PROBLEM STATEMENT. Extract, from the listing that follows, each line containing the word "handle".

[Start STORED DATA]

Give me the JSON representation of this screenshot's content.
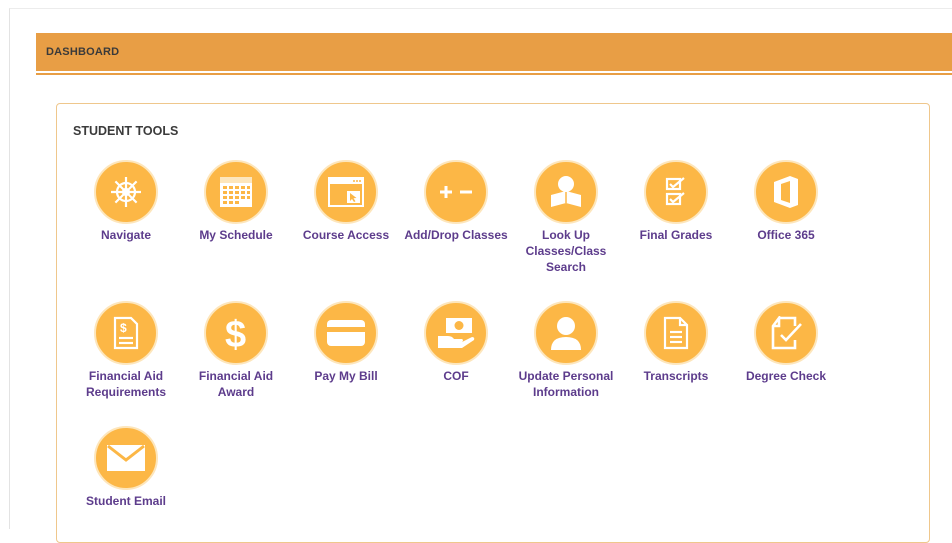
{
  "header": {
    "title": "DASHBOARD"
  },
  "student_tools": {
    "title": "STUDENT TOOLS",
    "items": [
      {
        "label": "Navigate",
        "icon": "ships-wheel-icon"
      },
      {
        "label": "My Schedule",
        "icon": "calendar-icon"
      },
      {
        "label": "Course Access",
        "icon": "browser-window-icon"
      },
      {
        "label": "Add/Drop Classes",
        "icon": "plus-minus-icon"
      },
      {
        "label": "Look Up Classes/Class Search",
        "icon": "reader-icon"
      },
      {
        "label": "Final Grades",
        "icon": "checklist-icon"
      },
      {
        "label": "Office 365",
        "icon": "office-logo-icon"
      },
      {
        "label": "Financial Aid Requirements",
        "icon": "dollar-document-icon"
      },
      {
        "label": "Financial Aid Award",
        "icon": "dollar-sign-icon"
      },
      {
        "label": "Pay My Bill",
        "icon": "credit-card-icon"
      },
      {
        "label": "COF",
        "icon": "money-hand-icon"
      },
      {
        "label": "Update Personal Information",
        "icon": "user-icon"
      },
      {
        "label": "Transcripts",
        "icon": "document-icon"
      },
      {
        "label": "Degree Check",
        "icon": "document-check-icon"
      },
      {
        "label": "Student Email",
        "icon": "envelope-icon"
      }
    ]
  },
  "colors": {
    "accent": "#e89e45",
    "icon_bg": "#fcb746",
    "label": "#5d3c8c"
  }
}
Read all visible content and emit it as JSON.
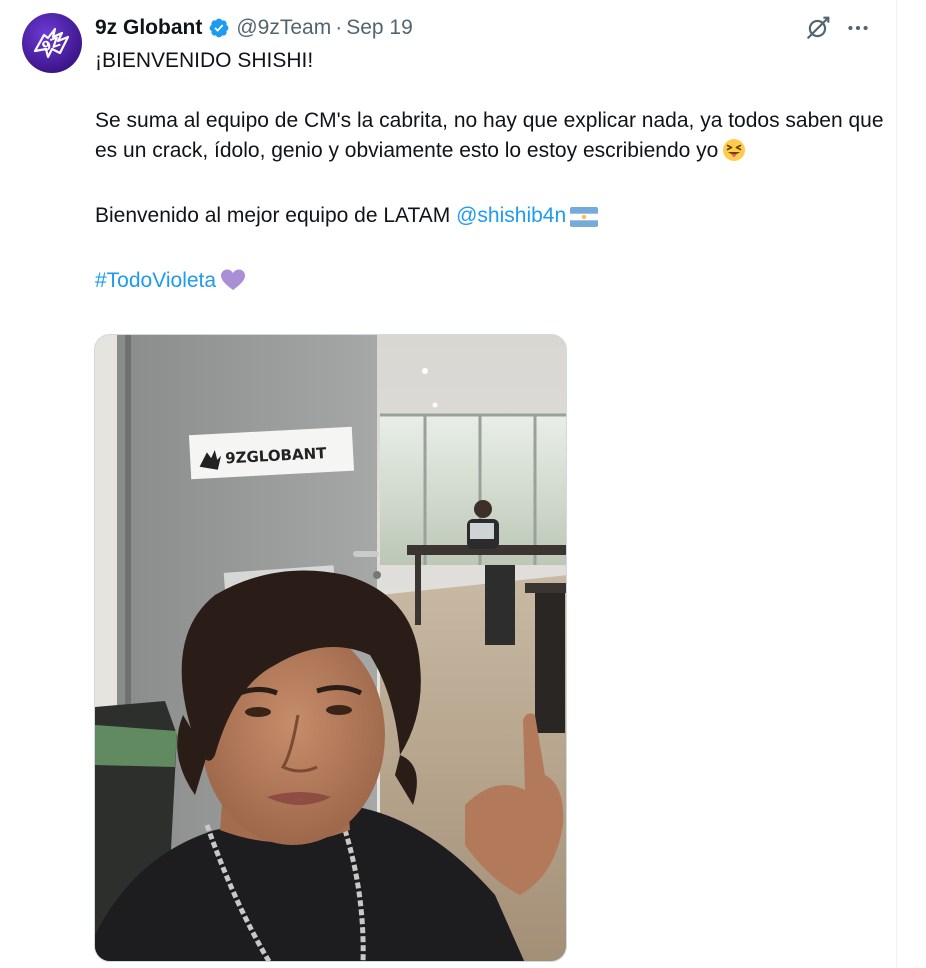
{
  "tweet": {
    "display_name": "9z Globant",
    "handle": "@9zTeam",
    "separator": "·",
    "date": "Sep 19",
    "line1": "¡BIENVENIDO SHISHI!",
    "line2": "Se suma al equipo de CM's la cabrita, no hay que explicar nada, ya todos saben que es un crack, ídolo, genio y obviamente esto lo estoy escribiendo yo",
    "line3": "Bienvenido al mejor equipo de LATAM",
    "mention": "@shishib4n",
    "hashtag": "#TodoVioleta",
    "photo_sign_text": "9ZGLOBANT"
  },
  "icons": {
    "verified": "verified-badge-icon",
    "grok": "grok-icon",
    "more": "more-options-icon",
    "emoji_tongue": "squinting-face-with-tongue-emoji",
    "flag": "argentina-flag-emoji",
    "heart": "purple-heart-emoji"
  },
  "colors": {
    "link": "#1d9bf0",
    "secondary_text": "#536471",
    "verified": "#1d9bf0",
    "brand_purple": "#5b2cc7"
  }
}
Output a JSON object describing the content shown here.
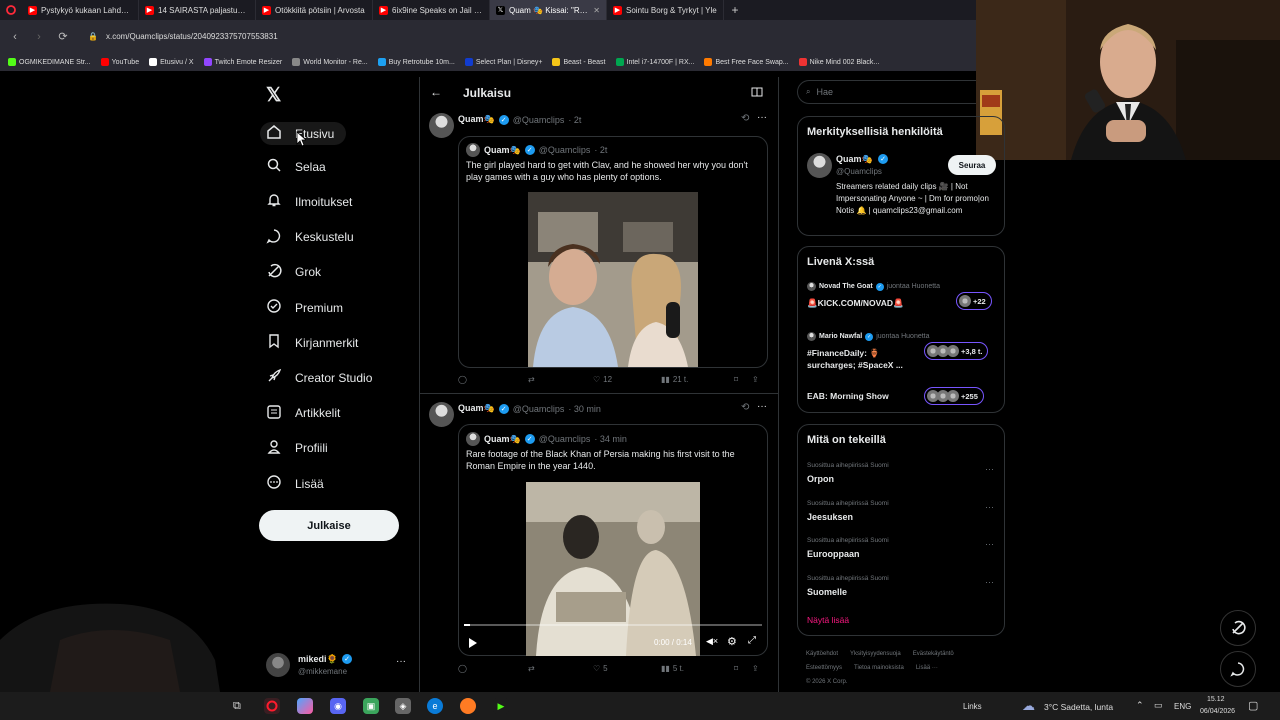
{
  "browser": {
    "tabs": [
      {
        "title": "Pystykyö kukaan Lahdess",
        "color": "#ff0000",
        "icon": "youtube-icon"
      },
      {
        "title": "14 SAIRASTA paljastusta Y",
        "color": "#ff0000",
        "icon": "youtube-icon"
      },
      {
        "title": "Otökkiitä pötsiin | Arvosta",
        "color": "#ff0000",
        "icon": "youtube-icon"
      },
      {
        "title": "6ix9ine Speaks on Jail with",
        "color": "#ff0000",
        "icon": "youtube-icon"
      },
      {
        "title": "Quam 🎭 Kissai: \"Rails",
        "color": "#ffffff",
        "icon": "x-icon"
      },
      {
        "title": "Sointu Borg & Tyrkyt | Yle",
        "color": "#ff0000",
        "icon": "youtube-icon"
      }
    ],
    "url": "x.com/Quamclips/status/2040923375707553831",
    "bookmarks": [
      {
        "label": "OGMIKEDIMANE Str...",
        "color": "#53fc18"
      },
      {
        "label": "YouTube",
        "color": "#ff0000"
      },
      {
        "label": "Etusivu / X",
        "color": "#ffffff"
      },
      {
        "label": "Twitch Emote Resizer",
        "color": "#9146ff"
      },
      {
        "label": "World Monitor - Re...",
        "color": "#888888"
      },
      {
        "label": "Buy Retrotube 10m...",
        "color": "#1da1f2"
      },
      {
        "label": "Select Plan | Disney+",
        "color": "#113ccf"
      },
      {
        "label": "Beast - Beast",
        "color": "#f5c518"
      },
      {
        "label": "Intel i7-14700F | RX...",
        "color": "#00a650"
      },
      {
        "label": "Best Free Face Swap...",
        "color": "#ff7a00"
      },
      {
        "label": "Nike Mind 002 Black...",
        "color": "#ee3333"
      }
    ]
  },
  "nav": {
    "items": [
      {
        "label": "Etusivu",
        "icon": "home-icon"
      },
      {
        "label": "Selaa",
        "icon": "search-icon"
      },
      {
        "label": "Ilmoitukset",
        "icon": "bell-icon"
      },
      {
        "label": "Keskustelu",
        "icon": "chat-icon"
      },
      {
        "label": "Grok",
        "icon": "grok-icon"
      },
      {
        "label": "Premium",
        "icon": "premium-icon"
      },
      {
        "label": "Kirjanmerkit",
        "icon": "bookmark-icon"
      },
      {
        "label": "Creator Studio",
        "icon": "rocket-icon"
      },
      {
        "label": "Artikkelit",
        "icon": "article-icon"
      },
      {
        "label": "Profiili",
        "icon": "profile-icon"
      },
      {
        "label": "Lisää",
        "icon": "more-circle-icon"
      }
    ],
    "compose": "Julkaise",
    "account": {
      "name": "mikedi🌻",
      "handle": "@mikkemane"
    }
  },
  "center": {
    "header": "Julkaisu",
    "tweets": [
      {
        "name": "Quam🎭",
        "handle": "@Quamclips",
        "time": "· 2t",
        "quote": {
          "name": "Quam🎭",
          "handle": "@Quamclips",
          "time": "· 2t",
          "text": "The girl played hard to get with Clav, and he showed her why you don't play games with a guy who has plenty of options."
        },
        "likes": "12",
        "views": "21 t."
      },
      {
        "name": "Quam🎭",
        "handle": "@Quamclips",
        "time": "· 30 min",
        "quote": {
          "name": "Quam🎭",
          "handle": "@Quamclips",
          "time": "· 34 min",
          "text": "Rare footage of the Black Khan of Persia making his first visit to the Roman Empire in the year 1440.",
          "video_time": "0:00 / 0:14",
          "progress": 0.02
        },
        "likes": "5",
        "views": "5 t."
      }
    ]
  },
  "right": {
    "search_placeholder": "Hae",
    "who": {
      "title": "Merkityksellisiä henkilöitä",
      "name": "Quam🎭",
      "handle": "@Quamclips",
      "follow": "Seuraa",
      "bio": "Streamers related daily clips 🎥 | Not Impersonating Anyone ~ | Dm for promo|on Notis 🔔 | quamclips23@gmail.com"
    },
    "live": {
      "title": "Livenä X:ssä",
      "items": [
        {
          "host": "Novad The Goat",
          "status": "juontaa Huonetta",
          "text": "🚨KICK.COM/NOVAD🚨",
          "count": "+22"
        },
        {
          "host": "Mario Nawfal",
          "status": "juontaa Huonetta",
          "text": "#FinanceDaily: 🏺 surcharges; #SpaceX ...",
          "count": "+3,8 t."
        },
        {
          "host": "",
          "status": "",
          "text": "EAB: Morning Show",
          "count": "+255"
        }
      ]
    },
    "trends": {
      "title": "Mitä on tekeillä",
      "items": [
        {
          "context": "Suosittua aihepiirissä Suomi",
          "name": "Orpon"
        },
        {
          "context": "Suosittua aihepiirissä Suomi",
          "name": "Jeesuksen"
        },
        {
          "context": "Suosittua aihepiirissä Suomi",
          "name": "Eurooppaan"
        },
        {
          "context": "Suosittua aihepiirissä Suomi",
          "name": "Suomelle"
        }
      ],
      "show_more": "Näytä lisää"
    },
    "footer": [
      "Käyttöehdot",
      "Yksityisyydensuoja",
      "Evästekäytäntö",
      "Esteettömyys",
      "Tietoa mainoksista",
      "Lisää ···",
      "© 2026 X Corp."
    ]
  },
  "taskbar": {
    "links": "Links",
    "weather": "3°C  Sadetta, lunta",
    "lang": "ENG",
    "time": "15.12",
    "date": "06/04/2026"
  }
}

[End STORED DATA]

WRITTEN SOLUTION.
    "handle": "@9zTeam",
      "handle": "@mikkemane"
        "handle": "@Quamclips",
          "handle": "@Quamclips",
        "handle": "@Quamclips",
          "handle": "@Quamclips",
      "handle": "@Quamclips",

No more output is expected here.